-- Start Supplied records --

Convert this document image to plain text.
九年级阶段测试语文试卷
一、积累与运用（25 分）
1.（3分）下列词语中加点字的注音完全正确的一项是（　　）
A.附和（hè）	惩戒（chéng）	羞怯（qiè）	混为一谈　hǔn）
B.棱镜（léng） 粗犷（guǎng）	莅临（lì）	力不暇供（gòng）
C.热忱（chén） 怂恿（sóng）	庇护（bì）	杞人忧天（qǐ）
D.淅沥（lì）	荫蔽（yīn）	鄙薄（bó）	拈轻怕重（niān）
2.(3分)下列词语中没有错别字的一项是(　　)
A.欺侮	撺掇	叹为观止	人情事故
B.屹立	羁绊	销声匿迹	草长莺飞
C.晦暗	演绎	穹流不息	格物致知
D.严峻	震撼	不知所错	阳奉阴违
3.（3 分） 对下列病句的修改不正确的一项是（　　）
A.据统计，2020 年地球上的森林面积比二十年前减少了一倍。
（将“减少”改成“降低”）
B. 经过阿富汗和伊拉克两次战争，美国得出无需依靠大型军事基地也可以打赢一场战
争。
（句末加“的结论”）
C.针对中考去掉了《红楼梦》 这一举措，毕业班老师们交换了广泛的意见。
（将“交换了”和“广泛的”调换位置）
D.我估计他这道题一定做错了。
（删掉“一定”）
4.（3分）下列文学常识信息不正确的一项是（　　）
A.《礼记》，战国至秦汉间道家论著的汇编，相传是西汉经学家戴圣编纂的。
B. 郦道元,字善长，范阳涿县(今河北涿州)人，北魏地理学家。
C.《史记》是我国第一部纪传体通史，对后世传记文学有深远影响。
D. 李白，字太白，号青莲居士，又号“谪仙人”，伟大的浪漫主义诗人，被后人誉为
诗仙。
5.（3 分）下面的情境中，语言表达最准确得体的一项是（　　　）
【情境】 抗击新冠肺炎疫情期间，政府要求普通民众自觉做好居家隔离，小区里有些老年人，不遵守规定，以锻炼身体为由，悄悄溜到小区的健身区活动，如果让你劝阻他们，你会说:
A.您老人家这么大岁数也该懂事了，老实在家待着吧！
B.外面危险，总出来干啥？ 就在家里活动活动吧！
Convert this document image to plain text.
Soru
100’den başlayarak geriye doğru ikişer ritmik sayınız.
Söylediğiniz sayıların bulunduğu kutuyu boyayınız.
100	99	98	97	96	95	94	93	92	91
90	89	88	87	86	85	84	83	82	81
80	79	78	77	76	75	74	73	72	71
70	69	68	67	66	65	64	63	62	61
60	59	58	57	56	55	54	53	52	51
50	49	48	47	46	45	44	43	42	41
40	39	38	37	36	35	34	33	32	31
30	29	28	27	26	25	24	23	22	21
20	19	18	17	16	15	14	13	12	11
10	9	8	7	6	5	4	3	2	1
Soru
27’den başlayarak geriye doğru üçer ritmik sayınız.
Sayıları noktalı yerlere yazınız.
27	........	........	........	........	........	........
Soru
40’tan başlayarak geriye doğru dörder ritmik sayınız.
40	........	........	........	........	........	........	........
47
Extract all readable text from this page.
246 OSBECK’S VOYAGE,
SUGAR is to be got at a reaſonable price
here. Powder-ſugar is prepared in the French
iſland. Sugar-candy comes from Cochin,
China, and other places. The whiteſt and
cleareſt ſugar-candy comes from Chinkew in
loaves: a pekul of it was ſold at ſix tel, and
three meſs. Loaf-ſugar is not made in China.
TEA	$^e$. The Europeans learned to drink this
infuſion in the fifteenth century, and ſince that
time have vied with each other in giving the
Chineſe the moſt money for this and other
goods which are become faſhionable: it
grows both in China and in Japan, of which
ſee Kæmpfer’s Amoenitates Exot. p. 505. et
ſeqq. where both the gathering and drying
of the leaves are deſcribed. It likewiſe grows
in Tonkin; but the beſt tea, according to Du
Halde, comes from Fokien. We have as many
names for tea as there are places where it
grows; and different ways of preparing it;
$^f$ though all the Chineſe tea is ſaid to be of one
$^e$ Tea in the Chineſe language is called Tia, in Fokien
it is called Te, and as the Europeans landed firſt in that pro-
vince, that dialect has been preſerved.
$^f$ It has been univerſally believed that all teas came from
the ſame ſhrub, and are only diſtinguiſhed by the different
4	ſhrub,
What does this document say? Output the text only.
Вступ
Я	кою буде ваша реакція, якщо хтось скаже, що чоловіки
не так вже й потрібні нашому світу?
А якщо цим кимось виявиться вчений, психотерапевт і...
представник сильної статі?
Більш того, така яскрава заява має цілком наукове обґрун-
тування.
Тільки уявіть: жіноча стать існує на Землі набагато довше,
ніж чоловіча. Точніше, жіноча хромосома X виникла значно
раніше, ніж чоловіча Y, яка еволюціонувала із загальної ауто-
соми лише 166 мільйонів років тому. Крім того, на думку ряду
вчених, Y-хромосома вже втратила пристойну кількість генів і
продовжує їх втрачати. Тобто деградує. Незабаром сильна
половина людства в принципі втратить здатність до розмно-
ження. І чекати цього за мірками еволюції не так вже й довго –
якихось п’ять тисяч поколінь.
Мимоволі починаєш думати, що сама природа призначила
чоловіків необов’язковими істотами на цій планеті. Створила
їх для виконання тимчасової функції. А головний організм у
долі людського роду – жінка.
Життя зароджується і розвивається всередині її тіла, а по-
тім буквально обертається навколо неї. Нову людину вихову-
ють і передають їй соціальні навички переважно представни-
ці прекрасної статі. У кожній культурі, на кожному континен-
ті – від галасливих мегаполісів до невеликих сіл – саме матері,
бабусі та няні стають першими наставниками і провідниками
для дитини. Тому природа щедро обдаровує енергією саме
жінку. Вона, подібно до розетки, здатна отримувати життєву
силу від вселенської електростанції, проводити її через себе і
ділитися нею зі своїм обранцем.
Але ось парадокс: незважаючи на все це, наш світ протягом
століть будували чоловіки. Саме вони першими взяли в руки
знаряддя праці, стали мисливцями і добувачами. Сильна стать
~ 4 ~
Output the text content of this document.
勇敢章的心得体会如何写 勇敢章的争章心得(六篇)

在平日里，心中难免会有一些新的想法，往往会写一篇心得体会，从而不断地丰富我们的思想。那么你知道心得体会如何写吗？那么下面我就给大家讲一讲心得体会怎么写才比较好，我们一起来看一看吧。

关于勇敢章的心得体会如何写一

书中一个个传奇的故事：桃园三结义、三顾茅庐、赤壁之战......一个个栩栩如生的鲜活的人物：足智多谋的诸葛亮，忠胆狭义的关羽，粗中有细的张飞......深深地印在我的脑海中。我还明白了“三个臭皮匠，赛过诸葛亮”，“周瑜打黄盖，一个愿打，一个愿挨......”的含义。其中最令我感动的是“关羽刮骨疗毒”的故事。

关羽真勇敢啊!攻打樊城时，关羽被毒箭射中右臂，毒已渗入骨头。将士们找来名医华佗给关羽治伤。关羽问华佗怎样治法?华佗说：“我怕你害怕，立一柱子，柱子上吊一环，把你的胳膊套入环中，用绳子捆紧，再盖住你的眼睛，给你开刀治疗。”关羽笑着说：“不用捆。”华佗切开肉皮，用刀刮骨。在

-- End Supplied records --

Your task
Repeat only what runs from the line holding "Output the text content of this document." to the end of the data, keeping every line exactly as written, first and last included.

Problem solution
Output the text content of this document.
勇敢章的心得体会如何写 勇敢章的争章心得(六篇)

在平日里，心中难免会有一些新的想法，往往会写一篇心得体会，从而不断地丰富我们的思想。那么你知道心得体会如何写吗？那么下面我就给大家讲一讲心得体会怎么写才比较好，我们一起来看一看吧。

关于勇敢章的心得体会如何写一

书中一个个传奇的故事：桃园三结义、三顾茅庐、赤壁之战......一个个栩栩如生的鲜活的人物：足智多谋的诸葛亮，忠胆狭义的关羽，粗中有细的张飞......深深地印在我的脑海中。我还明白了“三个臭皮匠，赛过诸葛亮”，“周瑜打黄盖，一个愿打，一个愿挨......”的含义。其中最令我感动的是“关羽刮骨疗毒”的故事。

关羽真勇敢啊!攻打樊城时，关羽被毒箭射中右臂，毒已渗入骨头。将士们找来名医华佗给关羽治伤。关羽问华佗怎样治法?华佗说：“我怕你害怕，立一柱子，柱子上吊一环，把你的胳膊套入环中，用绳子捆紧，再盖住你的眼睛，给你开刀治疗。”关羽笑着说：“不用捆。”华佗切开肉皮，用刀刮骨。在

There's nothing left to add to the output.